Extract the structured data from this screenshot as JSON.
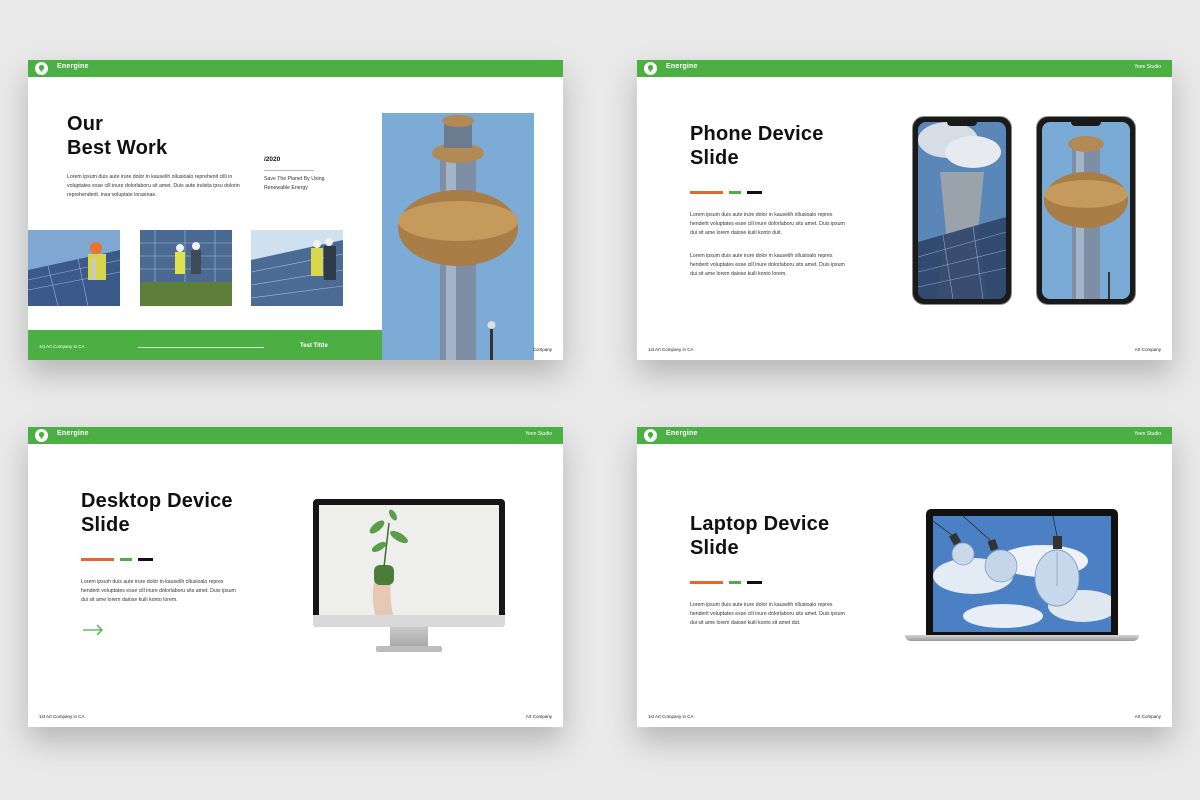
{
  "brand": "Energine",
  "studio": "Yeen Studio",
  "footer_left": "1st Art Company in CA",
  "footer_right": "Art Company",
  "slide1": {
    "title": "Our\nBest Work",
    "body": "Lorem ipsum duis aute irure dolor in kauselih ollusioalo reprehenit cilli in voluptates esse cill inure dolorlaboru sit amet. Duis aute irulsita ipsu dolorin reprehenderit. insa voluptate lorasinae.",
    "year": "/2020",
    "tagline": "Save The Planet By Using\nRenewable Energy",
    "green_label": "Test Tittle",
    "footer_right_partial": "Company"
  },
  "slide2": {
    "title": "Phone Device\nSlide",
    "body1": "Lorem ipsum duis aute irure dolor in kauselih ollusioalo repres henderit voluptates esse cill inure dolorlaboru sits amet. Duis ipsum dui sit ame lorem daiose kuili konto duit.",
    "body2": "Lorem ipsum duis aute irure dolor in kauselih ollusioalo repres henderit voluptates esse cill inure dolorlaboru sits amet. Duis ipsum dui sit ame lorem daiose kuili konto lorem."
  },
  "slide3": {
    "title": "Desktop Device\nSlide",
    "body": "Lorem ipsum duis aute irure dolor in kauselih ollusioalo repres henderit voluptates esse cill inure dolorlaboru sits amet. Duis ipsum dui sit ame lorem daiose kuili konto lorem.",
    "arrow_icon": "arrow-right-icon"
  },
  "slide4": {
    "title": "Laptop Device\nSlide",
    "body": "Lorem ipsum duis aute irure dolor in kauselih ollusioalo repres henderit voluptates esse cill inure dolorlaboru sits amet. Duis ipsum dui sit ame lorem daiose kuili konto sit amet dut."
  },
  "colors": {
    "accent_green": "#4caf43",
    "accent_orange": "#e2682d",
    "dark": "#111111"
  }
}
━━━━
* **PROBLEM DESCRIPTION**
The listing above needs to be output again exactly. Don't include the pictures.

* **ANSWER IN FULL**
Extract the structured data from this screenshot as JSON.
{
  "brand": "Energine",
  "studio": "Yeen Studio",
  "footer_left": "1st Art Company in CA",
  "footer_right": "Art Company",
  "slide1": {
    "title": "Our\nBest Work",
    "body": "Lorem ipsum duis aute irure dolor in kauselih ollusioalo reprehenit cilli in voluptates esse cill inure dolorlaboru sit amet. Duis aute irulsita ipsu dolorin reprehenderit. insa voluptate lorasinae.",
    "year": "/2020",
    "tagline": "Save The Planet By Using\nRenewable Energy",
    "green_label": "Test Tittle",
    "footer_right_partial": "Company"
  },
  "slide2": {
    "title": "Phone Device\nSlide",
    "body1": "Lorem ipsum duis aute irure dolor in kauselih ollusioalo repres henderit voluptates esse cill inure dolorlaboru sits amet. Duis ipsum dui sit ame lorem daiose kuili konto duit.",
    "body2": "Lorem ipsum duis aute irure dolor in kauselih ollusioalo repres henderit voluptates esse cill inure dolorlaboru sits amet. Duis ipsum dui sit ame lorem daiose kuili konto lorem."
  },
  "slide3": {
    "title": "Desktop Device\nSlide",
    "body": "Lorem ipsum duis aute irure dolor in kauselih ollusioalo repres henderit voluptates esse cill inure dolorlaboru sits amet. Duis ipsum dui sit ame lorem daiose kuili konto lorem.",
    "arrow_icon": "arrow-right-icon"
  },
  "slide4": {
    "title": "Laptop Device\nSlide",
    "body": "Lorem ipsum duis aute irure dolor in kauselih ollusioalo repres henderit voluptates esse cill inure dolorlaboru sits amet. Duis ipsum dui sit ame lorem daiose kuili konto sit amet dut."
  },
  "colors": {
    "accent_green": "#4caf43",
    "accent_orange": "#e2682d",
    "dark": "#111111"
  }
}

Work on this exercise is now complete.